2020年 3月11日 以後の観測がない。
     5月21日 以後の観測がない。
     6月22日 以後の観測がない。
     6月23日 中規模のダストストームになる。
     9月24日 翌日以降、地域が明るくなった。
   11月11日 大規模ダストストームになる。
   11月14日 大規模ダストストームになる。
2021年 4月27日 ローカルダストストームが発生。
 このような結果となり、光斑発生後の後、観測報告があるものにはすべてにダストストームの発生が見られた。よって、この地点はダストストーム発生の特異点であると言える。
 今後は、調査の年代を広げていきたいと思っている。


「部品の製作請け負います」(鈴木邦彦)

 小型旋盤を買い求め、仕事の休日に使える状態になっている。直径100mm以内で作れるものなら、製作を請け負います。材料などは実費負担をお願いします。納期指定もご遠慮ください。(ボランティア作業です)
□ □ □ □ □
- 作業指示:
**A.** 本文によると、2021年4月27日には何が発生したか。
**B.** 本文を、「5月21日 以後の観測がない。」という語句を含むところから書き始め、「2021年 4月27日 ローカルダストストームが発生。」の後で止めて、一字一句そのまま書き写せ。
次のリストは本文とは別の資料である。

- データソースの項目:
□ □ □ □ □
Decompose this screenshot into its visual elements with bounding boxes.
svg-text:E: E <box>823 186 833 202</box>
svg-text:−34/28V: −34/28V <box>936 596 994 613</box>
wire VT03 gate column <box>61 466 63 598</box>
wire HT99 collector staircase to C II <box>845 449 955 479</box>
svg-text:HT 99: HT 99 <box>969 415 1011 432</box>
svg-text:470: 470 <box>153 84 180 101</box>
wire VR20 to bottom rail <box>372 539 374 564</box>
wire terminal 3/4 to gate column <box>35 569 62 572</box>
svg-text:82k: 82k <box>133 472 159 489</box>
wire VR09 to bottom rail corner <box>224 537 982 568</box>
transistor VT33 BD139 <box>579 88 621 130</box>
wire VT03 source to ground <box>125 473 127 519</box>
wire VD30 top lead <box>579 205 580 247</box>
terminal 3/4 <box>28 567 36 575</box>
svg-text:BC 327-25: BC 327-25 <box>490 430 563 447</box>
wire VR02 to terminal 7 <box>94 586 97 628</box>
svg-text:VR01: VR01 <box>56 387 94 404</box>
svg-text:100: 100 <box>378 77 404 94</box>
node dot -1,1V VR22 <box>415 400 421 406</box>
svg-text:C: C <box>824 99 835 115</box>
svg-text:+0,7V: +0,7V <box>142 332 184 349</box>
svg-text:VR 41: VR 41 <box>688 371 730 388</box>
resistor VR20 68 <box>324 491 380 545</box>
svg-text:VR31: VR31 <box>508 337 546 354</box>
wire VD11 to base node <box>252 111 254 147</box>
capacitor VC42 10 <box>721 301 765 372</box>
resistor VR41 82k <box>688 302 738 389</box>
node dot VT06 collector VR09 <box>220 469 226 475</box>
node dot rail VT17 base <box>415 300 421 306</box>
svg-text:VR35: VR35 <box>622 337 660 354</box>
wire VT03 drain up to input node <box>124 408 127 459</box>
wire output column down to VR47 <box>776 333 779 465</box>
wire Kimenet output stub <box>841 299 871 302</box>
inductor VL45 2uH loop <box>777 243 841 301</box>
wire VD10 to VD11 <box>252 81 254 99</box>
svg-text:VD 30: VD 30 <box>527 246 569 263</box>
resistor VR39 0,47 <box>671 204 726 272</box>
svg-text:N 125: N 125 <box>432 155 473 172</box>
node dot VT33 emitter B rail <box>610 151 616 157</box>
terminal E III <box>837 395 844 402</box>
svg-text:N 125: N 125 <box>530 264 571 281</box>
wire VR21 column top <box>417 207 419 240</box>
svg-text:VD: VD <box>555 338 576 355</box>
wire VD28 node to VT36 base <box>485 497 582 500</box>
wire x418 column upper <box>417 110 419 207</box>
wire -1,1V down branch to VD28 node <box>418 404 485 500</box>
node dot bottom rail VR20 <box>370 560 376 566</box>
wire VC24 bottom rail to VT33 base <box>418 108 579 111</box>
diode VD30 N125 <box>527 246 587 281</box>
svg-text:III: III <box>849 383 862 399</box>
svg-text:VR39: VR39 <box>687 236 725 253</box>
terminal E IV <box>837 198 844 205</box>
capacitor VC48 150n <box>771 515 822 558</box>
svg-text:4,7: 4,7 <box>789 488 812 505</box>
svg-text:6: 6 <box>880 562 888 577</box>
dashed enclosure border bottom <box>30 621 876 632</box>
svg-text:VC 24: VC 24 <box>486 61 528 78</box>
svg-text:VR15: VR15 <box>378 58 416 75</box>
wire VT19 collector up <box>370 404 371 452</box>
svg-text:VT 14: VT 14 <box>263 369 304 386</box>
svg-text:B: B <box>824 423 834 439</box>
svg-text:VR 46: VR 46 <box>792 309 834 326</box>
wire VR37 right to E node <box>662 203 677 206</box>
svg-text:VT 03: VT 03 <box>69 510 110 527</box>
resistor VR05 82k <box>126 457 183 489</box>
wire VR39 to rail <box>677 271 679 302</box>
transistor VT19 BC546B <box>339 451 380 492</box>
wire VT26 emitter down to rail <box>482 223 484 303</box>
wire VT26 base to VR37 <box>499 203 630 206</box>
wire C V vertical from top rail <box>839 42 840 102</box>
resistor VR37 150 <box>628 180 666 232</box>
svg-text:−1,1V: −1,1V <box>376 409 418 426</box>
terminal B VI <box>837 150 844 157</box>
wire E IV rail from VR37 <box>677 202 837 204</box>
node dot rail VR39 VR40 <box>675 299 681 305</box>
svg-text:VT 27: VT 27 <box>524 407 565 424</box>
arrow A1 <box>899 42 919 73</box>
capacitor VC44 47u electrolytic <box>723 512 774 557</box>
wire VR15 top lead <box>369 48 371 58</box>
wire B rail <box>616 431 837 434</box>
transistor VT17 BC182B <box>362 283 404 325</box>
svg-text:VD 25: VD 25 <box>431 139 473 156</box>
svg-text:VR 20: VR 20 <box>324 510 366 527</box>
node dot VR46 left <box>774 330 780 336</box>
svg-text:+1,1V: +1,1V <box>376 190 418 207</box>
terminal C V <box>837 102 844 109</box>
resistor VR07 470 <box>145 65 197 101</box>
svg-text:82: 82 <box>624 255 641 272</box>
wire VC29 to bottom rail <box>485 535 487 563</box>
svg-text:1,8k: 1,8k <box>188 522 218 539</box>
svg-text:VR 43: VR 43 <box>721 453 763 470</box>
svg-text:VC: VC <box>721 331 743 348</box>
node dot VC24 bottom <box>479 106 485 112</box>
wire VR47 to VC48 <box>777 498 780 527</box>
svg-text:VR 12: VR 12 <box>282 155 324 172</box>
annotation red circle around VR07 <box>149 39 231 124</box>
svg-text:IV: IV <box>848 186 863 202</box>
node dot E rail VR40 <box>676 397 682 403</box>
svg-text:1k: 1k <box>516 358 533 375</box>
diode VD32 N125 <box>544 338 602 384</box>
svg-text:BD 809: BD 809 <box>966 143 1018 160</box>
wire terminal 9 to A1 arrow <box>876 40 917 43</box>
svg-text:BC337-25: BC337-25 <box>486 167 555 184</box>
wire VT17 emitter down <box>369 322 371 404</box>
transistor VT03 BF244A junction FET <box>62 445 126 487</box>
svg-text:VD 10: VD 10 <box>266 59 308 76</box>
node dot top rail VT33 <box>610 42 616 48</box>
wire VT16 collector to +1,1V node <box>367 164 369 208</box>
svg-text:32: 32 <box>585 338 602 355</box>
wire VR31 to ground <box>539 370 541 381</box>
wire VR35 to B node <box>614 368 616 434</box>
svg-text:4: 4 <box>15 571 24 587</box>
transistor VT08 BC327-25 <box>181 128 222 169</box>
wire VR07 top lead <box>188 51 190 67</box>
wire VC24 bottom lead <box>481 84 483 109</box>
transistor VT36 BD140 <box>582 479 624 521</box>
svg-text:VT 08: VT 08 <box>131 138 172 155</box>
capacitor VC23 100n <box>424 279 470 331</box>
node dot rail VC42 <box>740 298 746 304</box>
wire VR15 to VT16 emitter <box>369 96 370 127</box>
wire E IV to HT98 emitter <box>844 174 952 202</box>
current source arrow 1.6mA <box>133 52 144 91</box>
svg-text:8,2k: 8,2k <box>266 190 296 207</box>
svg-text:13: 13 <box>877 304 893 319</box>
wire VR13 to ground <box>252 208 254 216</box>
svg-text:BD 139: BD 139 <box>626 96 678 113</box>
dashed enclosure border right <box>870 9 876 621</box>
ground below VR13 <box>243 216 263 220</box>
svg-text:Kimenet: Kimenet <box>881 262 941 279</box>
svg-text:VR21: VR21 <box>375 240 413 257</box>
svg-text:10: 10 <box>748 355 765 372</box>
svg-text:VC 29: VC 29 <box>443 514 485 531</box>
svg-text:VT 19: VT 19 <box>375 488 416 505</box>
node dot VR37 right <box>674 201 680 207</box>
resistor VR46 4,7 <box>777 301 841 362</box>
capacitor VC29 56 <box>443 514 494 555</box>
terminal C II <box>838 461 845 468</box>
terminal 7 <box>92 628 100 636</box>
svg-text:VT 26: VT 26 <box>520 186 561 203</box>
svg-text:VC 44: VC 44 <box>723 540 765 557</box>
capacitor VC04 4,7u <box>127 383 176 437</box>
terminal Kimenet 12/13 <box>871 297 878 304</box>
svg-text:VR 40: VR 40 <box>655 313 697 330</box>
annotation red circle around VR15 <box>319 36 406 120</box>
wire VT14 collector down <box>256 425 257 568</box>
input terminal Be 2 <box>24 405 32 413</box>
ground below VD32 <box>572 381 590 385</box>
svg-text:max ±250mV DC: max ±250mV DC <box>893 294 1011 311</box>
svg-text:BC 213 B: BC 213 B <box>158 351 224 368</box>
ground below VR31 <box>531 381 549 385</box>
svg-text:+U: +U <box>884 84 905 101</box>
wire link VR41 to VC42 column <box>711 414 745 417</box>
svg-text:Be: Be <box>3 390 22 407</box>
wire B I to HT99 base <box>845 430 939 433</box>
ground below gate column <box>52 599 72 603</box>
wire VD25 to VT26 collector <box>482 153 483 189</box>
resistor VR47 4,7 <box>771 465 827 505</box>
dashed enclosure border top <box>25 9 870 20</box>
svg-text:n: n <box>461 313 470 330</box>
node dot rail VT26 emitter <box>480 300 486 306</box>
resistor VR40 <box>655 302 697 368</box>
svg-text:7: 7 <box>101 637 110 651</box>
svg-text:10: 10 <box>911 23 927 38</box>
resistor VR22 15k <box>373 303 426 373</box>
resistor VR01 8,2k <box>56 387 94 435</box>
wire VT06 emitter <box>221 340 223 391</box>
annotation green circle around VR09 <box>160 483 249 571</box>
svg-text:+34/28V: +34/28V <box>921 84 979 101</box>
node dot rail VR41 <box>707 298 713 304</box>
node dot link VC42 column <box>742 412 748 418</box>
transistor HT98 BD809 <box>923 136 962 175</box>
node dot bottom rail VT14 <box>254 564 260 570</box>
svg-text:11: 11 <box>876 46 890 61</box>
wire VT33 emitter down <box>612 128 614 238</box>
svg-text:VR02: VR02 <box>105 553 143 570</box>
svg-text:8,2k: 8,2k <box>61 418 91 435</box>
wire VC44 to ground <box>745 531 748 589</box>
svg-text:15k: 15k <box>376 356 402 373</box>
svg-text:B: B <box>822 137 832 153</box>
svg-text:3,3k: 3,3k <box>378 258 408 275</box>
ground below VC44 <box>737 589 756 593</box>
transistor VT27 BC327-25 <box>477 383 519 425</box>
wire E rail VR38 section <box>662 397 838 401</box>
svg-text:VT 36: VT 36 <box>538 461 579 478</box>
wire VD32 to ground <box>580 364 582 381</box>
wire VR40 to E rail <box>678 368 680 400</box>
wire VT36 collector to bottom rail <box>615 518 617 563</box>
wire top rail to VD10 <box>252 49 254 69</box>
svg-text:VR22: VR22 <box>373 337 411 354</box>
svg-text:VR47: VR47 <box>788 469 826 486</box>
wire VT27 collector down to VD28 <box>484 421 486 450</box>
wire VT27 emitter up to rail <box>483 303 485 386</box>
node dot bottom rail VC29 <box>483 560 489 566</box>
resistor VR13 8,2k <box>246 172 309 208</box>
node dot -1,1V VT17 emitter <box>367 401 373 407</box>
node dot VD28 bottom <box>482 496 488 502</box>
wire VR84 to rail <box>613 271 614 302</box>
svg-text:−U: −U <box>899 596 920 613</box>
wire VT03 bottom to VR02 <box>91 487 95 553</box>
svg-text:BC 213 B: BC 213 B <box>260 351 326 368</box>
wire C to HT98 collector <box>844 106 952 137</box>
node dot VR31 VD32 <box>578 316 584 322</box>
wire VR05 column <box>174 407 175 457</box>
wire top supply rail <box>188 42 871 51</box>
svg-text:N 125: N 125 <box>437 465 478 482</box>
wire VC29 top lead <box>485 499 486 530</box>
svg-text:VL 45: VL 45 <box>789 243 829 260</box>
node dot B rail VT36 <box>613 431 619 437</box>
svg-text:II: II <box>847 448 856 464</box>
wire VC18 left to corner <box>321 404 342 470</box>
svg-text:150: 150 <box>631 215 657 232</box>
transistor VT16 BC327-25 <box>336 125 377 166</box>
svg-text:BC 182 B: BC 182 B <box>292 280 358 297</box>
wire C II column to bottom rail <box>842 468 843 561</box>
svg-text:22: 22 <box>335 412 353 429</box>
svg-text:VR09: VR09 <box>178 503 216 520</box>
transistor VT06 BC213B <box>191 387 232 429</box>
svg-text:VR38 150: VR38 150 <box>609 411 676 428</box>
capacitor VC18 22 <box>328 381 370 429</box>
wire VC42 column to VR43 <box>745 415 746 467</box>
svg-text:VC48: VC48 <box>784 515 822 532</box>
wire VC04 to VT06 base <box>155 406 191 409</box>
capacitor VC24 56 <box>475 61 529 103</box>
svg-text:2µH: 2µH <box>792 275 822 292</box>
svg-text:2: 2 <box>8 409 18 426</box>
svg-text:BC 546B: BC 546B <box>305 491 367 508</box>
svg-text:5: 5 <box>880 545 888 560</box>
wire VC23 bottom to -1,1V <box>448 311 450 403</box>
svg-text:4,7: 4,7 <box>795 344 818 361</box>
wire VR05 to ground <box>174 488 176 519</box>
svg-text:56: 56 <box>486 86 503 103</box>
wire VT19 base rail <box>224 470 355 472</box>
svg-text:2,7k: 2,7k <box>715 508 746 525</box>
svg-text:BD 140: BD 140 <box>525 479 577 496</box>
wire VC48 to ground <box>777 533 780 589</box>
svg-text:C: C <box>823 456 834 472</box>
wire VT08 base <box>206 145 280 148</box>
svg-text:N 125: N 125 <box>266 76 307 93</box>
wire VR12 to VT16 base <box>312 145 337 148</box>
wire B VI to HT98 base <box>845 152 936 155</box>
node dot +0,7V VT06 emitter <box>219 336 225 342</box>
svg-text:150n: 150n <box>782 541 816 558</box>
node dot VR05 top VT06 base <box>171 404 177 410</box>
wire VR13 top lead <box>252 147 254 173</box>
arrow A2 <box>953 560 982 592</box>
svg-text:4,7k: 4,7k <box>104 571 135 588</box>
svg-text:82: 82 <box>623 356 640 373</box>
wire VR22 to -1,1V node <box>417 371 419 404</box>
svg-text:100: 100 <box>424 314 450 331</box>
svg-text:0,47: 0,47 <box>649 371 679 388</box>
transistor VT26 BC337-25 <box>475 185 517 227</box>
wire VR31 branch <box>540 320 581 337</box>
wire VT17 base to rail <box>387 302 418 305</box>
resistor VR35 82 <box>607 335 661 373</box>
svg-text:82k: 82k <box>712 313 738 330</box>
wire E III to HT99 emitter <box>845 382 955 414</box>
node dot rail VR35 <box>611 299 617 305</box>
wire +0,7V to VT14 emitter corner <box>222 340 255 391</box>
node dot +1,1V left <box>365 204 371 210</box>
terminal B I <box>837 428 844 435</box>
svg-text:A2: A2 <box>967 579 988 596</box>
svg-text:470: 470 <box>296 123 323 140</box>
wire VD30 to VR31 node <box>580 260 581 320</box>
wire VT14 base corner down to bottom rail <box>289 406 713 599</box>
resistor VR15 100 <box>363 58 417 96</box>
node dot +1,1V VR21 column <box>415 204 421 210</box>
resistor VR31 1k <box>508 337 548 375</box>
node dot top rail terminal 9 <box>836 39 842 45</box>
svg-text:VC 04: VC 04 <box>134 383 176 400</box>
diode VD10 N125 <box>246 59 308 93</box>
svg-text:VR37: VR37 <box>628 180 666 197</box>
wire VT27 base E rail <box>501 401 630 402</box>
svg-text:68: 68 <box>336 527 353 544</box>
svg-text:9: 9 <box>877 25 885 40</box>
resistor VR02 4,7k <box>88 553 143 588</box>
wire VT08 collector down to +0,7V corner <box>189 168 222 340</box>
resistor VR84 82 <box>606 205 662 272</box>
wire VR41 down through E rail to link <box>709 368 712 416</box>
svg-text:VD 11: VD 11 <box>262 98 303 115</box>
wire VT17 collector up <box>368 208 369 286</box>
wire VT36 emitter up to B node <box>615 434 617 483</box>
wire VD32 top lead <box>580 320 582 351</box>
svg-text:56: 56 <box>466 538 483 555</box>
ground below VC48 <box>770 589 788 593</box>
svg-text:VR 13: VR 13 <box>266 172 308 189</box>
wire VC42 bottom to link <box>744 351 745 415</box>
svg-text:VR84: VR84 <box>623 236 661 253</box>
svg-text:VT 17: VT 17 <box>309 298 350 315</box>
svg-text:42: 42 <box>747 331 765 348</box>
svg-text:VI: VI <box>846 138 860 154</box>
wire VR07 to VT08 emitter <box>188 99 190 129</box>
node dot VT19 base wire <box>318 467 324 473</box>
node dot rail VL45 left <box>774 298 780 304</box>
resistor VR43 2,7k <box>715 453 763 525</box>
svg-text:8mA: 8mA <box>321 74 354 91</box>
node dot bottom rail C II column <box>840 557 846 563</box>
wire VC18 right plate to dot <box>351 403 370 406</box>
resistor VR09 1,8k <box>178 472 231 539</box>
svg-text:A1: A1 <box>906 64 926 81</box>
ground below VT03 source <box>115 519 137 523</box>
□ □ □ □ □
- 各作業の解答:
**A.** ローカルダストストームが発生した。

**B.**
5月21日 以後の観測がない。
     6月22日 以後の観測がない。
     6月23日 中規模のダストストームになる。
     9月24日 翌日以降、地域が明るくなった。
   11月11日 大規模ダストストームになる。
   11月14日 大規模ダストストームになる。
2021年 4月27日 ローカルダストストームが発生。